** start of RECORDS FOR THE EXERCISE **

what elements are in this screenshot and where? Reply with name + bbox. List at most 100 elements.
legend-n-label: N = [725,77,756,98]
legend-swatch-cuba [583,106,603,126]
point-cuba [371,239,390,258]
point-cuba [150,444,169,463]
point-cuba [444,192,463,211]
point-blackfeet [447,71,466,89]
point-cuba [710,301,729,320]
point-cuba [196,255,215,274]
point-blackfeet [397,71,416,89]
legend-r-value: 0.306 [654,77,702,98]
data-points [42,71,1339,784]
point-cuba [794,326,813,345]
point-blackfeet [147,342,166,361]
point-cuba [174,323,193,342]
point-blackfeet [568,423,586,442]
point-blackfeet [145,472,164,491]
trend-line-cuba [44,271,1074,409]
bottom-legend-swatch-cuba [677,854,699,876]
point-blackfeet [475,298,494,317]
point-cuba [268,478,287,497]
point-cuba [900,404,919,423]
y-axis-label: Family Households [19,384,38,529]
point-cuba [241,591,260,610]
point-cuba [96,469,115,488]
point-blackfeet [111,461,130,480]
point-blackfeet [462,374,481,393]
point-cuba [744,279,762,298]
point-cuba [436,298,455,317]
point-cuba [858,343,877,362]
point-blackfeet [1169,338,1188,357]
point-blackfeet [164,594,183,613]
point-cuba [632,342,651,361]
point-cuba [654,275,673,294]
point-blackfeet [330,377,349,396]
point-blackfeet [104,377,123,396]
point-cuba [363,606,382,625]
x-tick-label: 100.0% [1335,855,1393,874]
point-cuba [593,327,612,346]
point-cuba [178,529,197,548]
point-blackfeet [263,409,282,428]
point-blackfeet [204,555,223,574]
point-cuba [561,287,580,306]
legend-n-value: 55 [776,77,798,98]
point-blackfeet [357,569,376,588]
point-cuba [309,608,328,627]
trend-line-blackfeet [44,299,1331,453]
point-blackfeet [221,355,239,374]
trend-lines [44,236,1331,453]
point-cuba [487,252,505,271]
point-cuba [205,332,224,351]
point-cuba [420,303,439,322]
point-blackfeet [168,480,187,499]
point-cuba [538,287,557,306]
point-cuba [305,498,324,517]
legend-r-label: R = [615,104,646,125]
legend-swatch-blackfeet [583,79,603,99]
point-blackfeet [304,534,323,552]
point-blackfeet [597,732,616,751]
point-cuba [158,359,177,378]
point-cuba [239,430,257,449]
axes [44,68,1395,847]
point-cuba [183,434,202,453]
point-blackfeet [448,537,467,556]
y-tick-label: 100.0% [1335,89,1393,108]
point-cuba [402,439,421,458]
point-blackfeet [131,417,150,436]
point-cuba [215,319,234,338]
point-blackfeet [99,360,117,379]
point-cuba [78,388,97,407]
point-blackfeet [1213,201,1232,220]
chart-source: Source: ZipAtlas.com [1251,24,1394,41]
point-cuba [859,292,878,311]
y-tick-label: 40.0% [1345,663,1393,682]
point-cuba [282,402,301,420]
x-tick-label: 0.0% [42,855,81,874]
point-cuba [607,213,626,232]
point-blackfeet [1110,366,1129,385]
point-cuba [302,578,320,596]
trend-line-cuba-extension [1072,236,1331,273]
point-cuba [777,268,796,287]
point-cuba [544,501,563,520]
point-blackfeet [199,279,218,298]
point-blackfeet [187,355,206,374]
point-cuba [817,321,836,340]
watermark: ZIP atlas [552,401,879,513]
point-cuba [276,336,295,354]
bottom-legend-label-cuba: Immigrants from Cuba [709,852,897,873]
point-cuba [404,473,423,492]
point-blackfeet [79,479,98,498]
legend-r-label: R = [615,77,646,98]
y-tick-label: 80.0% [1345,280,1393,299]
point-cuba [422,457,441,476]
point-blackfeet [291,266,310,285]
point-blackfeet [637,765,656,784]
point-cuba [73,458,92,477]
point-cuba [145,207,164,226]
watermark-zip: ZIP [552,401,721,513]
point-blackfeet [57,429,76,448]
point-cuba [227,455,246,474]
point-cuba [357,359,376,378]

** end of RECORDS FOR THE EXERCISE **

- BRIEF
Copy out every line of the entries above word for word, without changing anything.

- SOLUTION TO THE EXERCISE
what elements are in this screenshot and where? Reply with name + bbox. List at most 100 elements.
legend-n-label: N = [725,77,756,98]
legend-swatch-cuba [583,106,603,126]
point-cuba [371,239,390,258]
point-cuba [150,444,169,463]
point-cuba [444,192,463,211]
point-blackfeet [447,71,466,89]
point-cuba [710,301,729,320]
point-cuba [196,255,215,274]
point-blackfeet [397,71,416,89]
legend-r-value: 0.306 [654,77,702,98]
data-points [42,71,1339,784]
point-cuba [794,326,813,345]
point-blackfeet [147,342,166,361]
point-cuba [174,323,193,342]
point-blackfeet [568,423,586,442]
point-blackfeet [145,472,164,491]
trend-line-cuba [44,271,1074,409]
bottom-legend-swatch-cuba [677,854,699,876]
point-blackfeet [475,298,494,317]
point-cuba [268,478,287,497]
point-cuba [900,404,919,423]
y-axis-label: Family Households [19,384,38,529]
point-cuba [241,591,260,610]
point-cuba [96,469,115,488]
point-blackfeet [111,461,130,480]
point-blackfeet [462,374,481,393]
point-cuba [744,279,762,298]
point-cuba [436,298,455,317]
point-cuba [858,343,877,362]
point-blackfeet [1169,338,1188,357]
point-blackfeet [164,594,183,613]
point-cuba [632,342,651,361]
point-cuba [654,275,673,294]
point-blackfeet [330,377,349,396]
point-blackfeet [104,377,123,396]
point-cuba [363,606,382,625]
x-tick-label: 100.0% [1335,855,1393,874]
point-cuba [593,327,612,346]
point-cuba [178,529,197,548]
point-blackfeet [263,409,282,428]
point-blackfeet [204,555,223,574]
point-cuba [561,287,580,306]
legend-n-value: 55 [776,77,798,98]
point-blackfeet [357,569,376,588]
point-cuba [309,608,328,627]
trend-line-blackfeet [44,299,1331,453]
point-blackfeet [221,355,239,374]
trend-lines [44,236,1331,453]
point-cuba [487,252,505,271]
point-cuba [205,332,224,351]
point-cuba [420,303,439,322]
point-blackfeet [168,480,187,499]
point-cuba [538,287,557,306]
point-cuba [305,498,324,517]
legend-r-label: R = [615,104,646,125]
legend-swatch-blackfeet [583,79,603,99]
point-blackfeet [304,534,323,552]
point-blackfeet [597,732,616,751]
point-cuba [158,359,177,378]
point-cuba [239,430,257,449]
axes [44,68,1395,847]
point-cuba [183,434,202,453]
point-blackfeet [448,537,467,556]
y-tick-label: 100.0% [1335,89,1393,108]
point-cuba [402,439,421,458]
point-blackfeet [131,417,150,436]
point-cuba [215,319,234,338]
point-blackfeet [99,360,117,379]
point-cuba [78,388,97,407]
point-blackfeet [1213,201,1232,220]
chart-source: Source: ZipAtlas.com [1251,24,1394,41]
point-cuba [859,292,878,311]
y-tick-label: 40.0% [1345,663,1393,682]
point-cuba [282,402,301,420]
x-tick-label: 0.0% [42,855,81,874]
point-cuba [607,213,626,232]
point-blackfeet [1110,366,1129,385]
point-cuba [302,578,320,596]
trend-line-cuba-extension [1072,236,1331,273]
point-cuba [777,268,796,287]
point-cuba [544,501,563,520]
point-blackfeet [199,279,218,298]
point-blackfeet [187,355,206,374]
point-cuba [817,321,836,340]
watermark: ZIP atlas [552,401,879,513]
point-cuba [276,336,295,354]
bottom-legend-label-cuba: Immigrants from Cuba [709,852,897,873]
point-cuba [404,473,423,492]
point-blackfeet [79,479,98,498]
legend-r-label: R = [615,77,646,98]
y-tick-label: 80.0% [1345,280,1393,299]
point-cuba [422,457,441,476]
point-blackfeet [291,266,310,285]
point-blackfeet [637,765,656,784]
point-cuba [73,458,92,477]
point-cuba [145,207,164,226]
watermark-zip: ZIP [552,401,721,513]
point-blackfeet [57,429,76,448]
point-cuba [227,455,246,474]
point-cuba [357,359,376,378]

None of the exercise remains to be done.